§ **Record extracts**
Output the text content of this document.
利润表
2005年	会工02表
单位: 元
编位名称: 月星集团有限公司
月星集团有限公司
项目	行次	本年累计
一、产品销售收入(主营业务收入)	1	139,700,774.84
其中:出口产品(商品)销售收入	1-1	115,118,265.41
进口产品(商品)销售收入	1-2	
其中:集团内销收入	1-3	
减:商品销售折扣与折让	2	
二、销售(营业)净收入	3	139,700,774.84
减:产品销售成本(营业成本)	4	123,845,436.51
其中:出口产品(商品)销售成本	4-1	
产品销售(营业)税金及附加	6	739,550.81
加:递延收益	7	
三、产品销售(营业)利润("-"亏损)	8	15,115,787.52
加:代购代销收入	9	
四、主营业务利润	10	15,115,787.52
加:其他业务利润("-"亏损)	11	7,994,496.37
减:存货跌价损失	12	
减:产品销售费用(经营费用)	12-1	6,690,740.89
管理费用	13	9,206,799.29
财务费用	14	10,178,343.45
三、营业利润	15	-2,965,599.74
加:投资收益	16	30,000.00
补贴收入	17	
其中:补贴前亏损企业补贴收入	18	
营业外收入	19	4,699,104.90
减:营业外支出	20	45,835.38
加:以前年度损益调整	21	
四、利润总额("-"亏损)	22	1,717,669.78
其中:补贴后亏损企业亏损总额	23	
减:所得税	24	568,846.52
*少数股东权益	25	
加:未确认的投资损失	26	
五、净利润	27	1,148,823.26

§ **What is being asked**
Working from the listing above, pick out every line that has "出口产品" and copy it.

§ **Completed exercise**
其中:出口产品(商品)销售收入	1-1	115,118,265.41
其中:出口产品(商品)销售成本	4-1	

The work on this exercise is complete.